##### Data excerpts

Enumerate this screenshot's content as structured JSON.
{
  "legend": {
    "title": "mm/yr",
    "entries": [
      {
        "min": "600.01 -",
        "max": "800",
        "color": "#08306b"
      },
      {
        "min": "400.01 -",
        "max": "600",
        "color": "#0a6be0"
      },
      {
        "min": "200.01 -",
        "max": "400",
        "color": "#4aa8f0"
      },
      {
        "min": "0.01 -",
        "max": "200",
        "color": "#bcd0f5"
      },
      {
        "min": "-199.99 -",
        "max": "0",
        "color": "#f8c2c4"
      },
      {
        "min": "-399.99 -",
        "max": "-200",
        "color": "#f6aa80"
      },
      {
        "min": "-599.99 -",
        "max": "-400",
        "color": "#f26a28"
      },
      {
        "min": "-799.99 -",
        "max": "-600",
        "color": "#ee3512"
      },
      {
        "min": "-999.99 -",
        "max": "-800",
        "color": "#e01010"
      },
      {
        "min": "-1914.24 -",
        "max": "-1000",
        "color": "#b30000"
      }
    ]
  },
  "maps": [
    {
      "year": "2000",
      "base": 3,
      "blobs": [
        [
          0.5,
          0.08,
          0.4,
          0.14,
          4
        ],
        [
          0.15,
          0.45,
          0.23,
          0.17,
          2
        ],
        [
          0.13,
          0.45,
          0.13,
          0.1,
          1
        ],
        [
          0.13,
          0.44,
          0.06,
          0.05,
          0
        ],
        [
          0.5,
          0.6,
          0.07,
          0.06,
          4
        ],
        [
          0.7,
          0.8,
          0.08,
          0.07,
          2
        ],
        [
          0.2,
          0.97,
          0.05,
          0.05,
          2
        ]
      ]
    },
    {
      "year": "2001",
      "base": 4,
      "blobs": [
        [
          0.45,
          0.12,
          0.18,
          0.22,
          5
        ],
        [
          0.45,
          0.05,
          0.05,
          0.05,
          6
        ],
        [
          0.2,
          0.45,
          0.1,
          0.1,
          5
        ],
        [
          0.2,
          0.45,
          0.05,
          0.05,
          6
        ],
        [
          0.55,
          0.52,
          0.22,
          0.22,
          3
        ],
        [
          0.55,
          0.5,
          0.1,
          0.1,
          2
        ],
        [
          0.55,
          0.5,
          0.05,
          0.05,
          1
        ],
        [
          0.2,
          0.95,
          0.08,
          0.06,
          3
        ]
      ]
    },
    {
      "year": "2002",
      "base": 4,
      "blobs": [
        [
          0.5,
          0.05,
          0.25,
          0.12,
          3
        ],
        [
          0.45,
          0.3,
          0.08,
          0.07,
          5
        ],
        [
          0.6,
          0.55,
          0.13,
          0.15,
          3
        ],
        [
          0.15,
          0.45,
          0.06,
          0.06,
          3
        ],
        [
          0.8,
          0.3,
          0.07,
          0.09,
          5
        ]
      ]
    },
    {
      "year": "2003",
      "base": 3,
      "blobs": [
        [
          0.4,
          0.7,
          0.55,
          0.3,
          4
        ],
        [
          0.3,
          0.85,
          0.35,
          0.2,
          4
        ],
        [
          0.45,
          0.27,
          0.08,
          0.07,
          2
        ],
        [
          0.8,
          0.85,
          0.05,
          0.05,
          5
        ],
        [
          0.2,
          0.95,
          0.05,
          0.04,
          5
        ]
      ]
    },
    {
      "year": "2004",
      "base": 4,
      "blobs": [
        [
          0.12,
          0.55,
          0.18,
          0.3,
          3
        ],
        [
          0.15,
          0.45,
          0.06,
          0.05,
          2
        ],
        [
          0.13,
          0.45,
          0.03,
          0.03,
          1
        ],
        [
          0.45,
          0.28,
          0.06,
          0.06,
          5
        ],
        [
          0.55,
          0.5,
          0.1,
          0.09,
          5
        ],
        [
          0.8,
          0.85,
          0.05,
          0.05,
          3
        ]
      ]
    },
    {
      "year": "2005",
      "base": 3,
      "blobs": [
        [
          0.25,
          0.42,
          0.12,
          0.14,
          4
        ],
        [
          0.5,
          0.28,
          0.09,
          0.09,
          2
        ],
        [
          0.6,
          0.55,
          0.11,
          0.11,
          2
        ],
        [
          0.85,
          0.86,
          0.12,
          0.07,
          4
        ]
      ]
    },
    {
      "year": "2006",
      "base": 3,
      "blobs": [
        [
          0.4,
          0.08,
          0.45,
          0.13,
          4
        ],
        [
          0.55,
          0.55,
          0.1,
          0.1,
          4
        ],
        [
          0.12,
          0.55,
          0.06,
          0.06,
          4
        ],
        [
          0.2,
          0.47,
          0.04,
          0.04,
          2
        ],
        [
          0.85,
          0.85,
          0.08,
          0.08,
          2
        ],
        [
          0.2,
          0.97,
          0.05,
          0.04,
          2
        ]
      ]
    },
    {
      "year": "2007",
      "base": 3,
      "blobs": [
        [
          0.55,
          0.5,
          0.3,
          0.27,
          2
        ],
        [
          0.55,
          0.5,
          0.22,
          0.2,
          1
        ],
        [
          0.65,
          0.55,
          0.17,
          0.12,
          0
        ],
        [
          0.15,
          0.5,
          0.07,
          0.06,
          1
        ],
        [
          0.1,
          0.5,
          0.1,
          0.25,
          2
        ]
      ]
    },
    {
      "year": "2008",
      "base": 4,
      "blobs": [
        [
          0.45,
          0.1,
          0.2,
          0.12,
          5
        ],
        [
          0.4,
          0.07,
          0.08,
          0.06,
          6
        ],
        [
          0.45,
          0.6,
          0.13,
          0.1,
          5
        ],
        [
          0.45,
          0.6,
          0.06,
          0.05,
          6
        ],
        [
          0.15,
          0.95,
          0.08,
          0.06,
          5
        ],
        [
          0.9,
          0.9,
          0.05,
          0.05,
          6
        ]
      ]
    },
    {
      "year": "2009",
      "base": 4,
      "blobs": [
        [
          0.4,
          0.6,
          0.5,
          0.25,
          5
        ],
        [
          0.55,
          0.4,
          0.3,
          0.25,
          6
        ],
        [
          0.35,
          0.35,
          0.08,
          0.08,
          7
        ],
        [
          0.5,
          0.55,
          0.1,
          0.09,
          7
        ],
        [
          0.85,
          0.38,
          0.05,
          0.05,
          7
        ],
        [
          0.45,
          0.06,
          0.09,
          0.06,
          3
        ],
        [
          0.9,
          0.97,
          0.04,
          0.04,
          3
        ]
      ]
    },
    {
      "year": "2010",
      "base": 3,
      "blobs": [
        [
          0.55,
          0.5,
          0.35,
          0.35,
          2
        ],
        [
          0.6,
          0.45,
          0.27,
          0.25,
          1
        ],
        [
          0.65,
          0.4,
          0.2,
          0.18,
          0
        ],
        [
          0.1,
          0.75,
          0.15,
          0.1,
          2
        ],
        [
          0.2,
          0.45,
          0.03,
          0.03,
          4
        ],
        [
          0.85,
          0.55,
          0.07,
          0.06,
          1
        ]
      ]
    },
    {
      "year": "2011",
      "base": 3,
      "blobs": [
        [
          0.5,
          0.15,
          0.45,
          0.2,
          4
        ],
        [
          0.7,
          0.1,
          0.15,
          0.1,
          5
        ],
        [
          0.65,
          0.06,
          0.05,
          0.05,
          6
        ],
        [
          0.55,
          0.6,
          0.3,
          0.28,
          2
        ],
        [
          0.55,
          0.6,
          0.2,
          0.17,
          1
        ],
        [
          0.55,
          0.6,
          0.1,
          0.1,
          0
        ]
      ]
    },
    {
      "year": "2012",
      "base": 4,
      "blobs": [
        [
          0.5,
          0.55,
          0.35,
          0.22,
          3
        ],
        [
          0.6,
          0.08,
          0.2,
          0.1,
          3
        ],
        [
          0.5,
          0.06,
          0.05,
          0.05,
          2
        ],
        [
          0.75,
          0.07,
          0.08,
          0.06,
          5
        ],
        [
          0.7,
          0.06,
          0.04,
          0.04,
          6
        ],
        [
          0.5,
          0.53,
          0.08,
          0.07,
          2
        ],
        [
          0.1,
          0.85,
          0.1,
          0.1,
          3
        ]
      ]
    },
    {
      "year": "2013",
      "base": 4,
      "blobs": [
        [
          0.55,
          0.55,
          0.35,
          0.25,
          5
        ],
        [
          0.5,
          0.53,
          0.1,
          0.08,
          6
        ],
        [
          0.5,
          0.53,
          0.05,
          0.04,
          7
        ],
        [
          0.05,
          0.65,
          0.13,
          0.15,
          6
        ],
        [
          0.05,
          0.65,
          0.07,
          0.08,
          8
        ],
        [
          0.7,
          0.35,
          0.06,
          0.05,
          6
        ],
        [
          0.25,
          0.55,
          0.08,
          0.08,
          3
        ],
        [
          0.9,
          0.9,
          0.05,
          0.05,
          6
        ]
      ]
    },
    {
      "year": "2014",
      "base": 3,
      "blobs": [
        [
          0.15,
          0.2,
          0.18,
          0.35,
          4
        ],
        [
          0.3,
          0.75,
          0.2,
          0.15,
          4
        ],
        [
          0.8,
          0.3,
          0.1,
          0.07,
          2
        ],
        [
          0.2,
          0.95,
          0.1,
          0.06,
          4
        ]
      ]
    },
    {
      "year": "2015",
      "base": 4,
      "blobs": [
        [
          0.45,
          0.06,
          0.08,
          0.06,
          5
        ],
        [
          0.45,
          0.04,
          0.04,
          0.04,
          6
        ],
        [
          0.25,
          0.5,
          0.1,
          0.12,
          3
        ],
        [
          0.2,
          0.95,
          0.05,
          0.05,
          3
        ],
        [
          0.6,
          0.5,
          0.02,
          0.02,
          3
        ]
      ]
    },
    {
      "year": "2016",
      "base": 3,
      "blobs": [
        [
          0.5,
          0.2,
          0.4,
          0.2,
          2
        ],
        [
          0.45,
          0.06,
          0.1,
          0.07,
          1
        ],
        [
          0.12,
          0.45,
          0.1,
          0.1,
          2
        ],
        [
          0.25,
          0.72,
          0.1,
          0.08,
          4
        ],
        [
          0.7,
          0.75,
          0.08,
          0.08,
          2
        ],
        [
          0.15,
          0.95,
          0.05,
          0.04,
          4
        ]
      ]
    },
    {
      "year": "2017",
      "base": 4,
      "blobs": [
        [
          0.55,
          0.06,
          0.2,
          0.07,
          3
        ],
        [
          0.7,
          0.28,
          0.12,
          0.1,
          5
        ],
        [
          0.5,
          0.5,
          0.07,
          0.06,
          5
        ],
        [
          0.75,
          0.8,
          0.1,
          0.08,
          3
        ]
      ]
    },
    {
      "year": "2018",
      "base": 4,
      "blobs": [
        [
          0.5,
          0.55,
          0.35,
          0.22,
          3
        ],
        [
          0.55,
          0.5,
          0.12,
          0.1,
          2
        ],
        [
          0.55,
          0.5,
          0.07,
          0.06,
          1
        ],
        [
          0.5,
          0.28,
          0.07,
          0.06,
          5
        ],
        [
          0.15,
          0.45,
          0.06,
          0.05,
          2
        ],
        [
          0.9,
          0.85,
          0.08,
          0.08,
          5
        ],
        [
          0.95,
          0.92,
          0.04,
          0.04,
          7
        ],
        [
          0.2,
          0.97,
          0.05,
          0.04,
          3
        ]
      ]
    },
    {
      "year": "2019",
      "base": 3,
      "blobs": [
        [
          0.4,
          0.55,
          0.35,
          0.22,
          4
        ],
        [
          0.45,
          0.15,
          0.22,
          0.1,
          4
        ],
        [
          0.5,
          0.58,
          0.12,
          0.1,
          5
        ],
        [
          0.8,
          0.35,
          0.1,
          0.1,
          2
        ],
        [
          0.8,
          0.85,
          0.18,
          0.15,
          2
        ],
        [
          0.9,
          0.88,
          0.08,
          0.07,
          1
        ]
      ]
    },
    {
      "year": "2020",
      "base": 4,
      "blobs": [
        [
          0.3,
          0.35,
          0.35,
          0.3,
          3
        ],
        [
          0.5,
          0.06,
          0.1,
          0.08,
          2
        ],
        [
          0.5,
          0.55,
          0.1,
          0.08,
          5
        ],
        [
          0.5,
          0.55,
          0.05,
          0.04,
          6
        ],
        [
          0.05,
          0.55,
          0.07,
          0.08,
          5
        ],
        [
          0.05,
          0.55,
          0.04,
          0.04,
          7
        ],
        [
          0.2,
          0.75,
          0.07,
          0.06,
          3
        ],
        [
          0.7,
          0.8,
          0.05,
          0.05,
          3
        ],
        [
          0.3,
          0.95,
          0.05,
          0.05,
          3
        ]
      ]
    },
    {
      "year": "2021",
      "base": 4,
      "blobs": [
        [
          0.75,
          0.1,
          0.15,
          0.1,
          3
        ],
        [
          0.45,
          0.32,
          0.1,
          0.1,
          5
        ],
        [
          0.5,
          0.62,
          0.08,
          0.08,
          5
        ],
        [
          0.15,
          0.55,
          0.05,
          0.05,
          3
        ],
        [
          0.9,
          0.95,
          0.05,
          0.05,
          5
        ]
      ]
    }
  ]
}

##########

Copy out every line of the listing that includes the string "color".

**Response:**
        "color": "#08306b"
        "color": "#0a6be0"
        "color": "#4aa8f0"
        "color": "#bcd0f5"
        "color": "#f8c2c4"
        "color": "#f6aa80"
        "color": "#f26a28"
        "color": "#ee3512"
        "color": "#e01010"
        "color": "#b30000"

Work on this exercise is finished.